Pull out every line with the word "Entertainment".
---*---
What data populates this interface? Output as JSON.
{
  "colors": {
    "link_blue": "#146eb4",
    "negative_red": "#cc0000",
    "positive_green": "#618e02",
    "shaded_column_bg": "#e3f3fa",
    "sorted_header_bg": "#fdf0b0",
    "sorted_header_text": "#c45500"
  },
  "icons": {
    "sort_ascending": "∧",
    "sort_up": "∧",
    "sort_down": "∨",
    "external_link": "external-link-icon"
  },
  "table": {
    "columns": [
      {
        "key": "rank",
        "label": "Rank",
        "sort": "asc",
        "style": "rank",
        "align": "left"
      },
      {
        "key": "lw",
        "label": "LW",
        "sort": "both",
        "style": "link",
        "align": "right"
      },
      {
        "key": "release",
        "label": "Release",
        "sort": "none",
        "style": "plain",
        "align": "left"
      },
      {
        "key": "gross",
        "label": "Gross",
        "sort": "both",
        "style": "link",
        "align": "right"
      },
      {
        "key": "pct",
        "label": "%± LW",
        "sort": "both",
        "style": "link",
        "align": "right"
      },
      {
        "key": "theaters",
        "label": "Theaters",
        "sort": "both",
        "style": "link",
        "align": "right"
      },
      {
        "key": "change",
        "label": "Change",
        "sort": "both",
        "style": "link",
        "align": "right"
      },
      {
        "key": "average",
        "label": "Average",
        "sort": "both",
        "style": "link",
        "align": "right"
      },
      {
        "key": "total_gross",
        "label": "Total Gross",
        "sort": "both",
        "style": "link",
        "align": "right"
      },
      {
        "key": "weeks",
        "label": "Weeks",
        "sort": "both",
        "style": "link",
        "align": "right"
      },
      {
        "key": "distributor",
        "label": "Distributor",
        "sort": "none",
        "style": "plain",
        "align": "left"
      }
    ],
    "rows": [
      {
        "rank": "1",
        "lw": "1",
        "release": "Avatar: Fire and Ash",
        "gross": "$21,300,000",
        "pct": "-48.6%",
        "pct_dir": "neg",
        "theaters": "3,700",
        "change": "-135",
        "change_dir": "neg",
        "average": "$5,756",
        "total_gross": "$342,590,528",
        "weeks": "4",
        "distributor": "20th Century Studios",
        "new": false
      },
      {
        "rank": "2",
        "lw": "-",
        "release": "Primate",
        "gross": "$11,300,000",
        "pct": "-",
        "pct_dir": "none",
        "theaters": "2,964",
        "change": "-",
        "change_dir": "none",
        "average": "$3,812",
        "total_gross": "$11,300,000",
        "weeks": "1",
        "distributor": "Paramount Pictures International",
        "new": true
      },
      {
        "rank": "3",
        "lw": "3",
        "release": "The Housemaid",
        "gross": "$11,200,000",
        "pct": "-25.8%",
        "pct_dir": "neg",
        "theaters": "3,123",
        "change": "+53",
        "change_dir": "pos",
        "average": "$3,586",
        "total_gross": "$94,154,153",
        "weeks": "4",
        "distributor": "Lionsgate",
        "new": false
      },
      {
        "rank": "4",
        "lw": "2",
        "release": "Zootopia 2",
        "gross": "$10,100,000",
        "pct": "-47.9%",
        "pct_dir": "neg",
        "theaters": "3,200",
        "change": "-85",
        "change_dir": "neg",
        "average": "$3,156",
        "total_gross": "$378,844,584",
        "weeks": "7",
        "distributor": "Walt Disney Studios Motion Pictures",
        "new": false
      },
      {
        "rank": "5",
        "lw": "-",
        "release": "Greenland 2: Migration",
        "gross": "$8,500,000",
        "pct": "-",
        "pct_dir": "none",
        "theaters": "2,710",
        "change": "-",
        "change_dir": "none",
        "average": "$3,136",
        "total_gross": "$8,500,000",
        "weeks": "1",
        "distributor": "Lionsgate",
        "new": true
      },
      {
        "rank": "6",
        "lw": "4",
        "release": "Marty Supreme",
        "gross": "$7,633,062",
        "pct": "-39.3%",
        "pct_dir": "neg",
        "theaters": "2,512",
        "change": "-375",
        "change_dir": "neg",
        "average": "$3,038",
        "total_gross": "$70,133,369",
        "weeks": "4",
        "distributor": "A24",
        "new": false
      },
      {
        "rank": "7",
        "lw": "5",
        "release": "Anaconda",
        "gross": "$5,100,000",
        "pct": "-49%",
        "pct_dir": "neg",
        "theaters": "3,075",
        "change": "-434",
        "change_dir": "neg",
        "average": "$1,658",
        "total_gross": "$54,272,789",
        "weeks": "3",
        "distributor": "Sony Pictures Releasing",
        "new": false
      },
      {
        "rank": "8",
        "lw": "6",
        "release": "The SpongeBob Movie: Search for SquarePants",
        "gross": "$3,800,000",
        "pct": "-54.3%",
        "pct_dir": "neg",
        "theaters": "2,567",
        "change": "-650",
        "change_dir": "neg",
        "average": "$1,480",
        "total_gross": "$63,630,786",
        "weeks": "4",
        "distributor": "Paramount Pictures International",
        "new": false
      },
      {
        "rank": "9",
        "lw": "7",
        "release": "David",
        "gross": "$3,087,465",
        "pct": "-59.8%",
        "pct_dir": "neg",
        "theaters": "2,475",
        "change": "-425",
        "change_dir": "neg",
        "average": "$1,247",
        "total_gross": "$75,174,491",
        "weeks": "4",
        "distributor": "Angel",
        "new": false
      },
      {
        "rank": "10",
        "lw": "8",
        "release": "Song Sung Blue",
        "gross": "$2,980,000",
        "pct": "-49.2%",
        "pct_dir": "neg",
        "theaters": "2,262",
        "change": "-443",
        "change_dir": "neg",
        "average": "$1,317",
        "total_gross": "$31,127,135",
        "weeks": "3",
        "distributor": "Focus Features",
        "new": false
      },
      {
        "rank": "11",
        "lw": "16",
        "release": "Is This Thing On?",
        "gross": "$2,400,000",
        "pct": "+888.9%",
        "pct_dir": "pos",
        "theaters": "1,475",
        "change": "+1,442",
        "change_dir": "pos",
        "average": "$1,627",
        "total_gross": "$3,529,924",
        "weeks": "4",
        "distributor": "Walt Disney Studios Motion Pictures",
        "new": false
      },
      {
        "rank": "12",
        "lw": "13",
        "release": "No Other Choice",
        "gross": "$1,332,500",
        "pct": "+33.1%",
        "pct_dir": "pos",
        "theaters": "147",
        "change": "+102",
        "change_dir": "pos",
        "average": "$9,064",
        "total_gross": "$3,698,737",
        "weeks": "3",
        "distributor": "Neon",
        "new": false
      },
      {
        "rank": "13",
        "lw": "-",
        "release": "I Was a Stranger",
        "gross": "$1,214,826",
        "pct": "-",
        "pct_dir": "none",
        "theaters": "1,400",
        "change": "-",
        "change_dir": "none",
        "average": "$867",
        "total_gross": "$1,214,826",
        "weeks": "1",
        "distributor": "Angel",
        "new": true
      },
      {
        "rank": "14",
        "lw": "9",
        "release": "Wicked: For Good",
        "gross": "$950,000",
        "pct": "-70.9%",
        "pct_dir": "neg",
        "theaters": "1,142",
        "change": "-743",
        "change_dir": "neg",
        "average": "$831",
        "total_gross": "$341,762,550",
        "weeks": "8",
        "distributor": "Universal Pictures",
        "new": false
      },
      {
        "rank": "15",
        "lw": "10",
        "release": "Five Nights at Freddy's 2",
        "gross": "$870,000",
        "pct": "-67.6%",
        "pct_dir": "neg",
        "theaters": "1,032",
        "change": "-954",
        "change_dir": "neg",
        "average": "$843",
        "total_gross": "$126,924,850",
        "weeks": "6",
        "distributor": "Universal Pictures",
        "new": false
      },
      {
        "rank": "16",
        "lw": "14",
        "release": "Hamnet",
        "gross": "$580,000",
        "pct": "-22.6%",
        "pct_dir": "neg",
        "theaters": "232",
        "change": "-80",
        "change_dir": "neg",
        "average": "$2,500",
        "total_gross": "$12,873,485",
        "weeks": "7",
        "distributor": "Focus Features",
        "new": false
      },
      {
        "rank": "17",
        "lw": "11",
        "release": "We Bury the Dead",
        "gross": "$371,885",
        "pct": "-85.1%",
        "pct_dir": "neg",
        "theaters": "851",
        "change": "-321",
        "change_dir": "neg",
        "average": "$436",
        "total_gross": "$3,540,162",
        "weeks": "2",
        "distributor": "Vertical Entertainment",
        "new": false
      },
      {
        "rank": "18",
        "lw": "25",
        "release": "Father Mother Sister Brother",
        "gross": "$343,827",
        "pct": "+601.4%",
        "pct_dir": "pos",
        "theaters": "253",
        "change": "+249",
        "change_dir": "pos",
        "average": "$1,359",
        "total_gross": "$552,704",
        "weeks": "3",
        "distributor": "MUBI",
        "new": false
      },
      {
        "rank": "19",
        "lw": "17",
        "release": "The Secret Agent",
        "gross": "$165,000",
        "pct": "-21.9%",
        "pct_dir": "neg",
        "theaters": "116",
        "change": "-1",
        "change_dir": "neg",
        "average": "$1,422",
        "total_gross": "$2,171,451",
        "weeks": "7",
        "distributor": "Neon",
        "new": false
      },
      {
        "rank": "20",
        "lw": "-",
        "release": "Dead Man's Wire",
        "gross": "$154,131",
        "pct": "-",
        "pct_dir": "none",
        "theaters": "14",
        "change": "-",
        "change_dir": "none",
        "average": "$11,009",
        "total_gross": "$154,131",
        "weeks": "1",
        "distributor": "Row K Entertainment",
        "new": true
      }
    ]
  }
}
---*---
### Correct answer:
        "distributor": "Vertical Entertainment",
        "distributor": "Row K Entertainment",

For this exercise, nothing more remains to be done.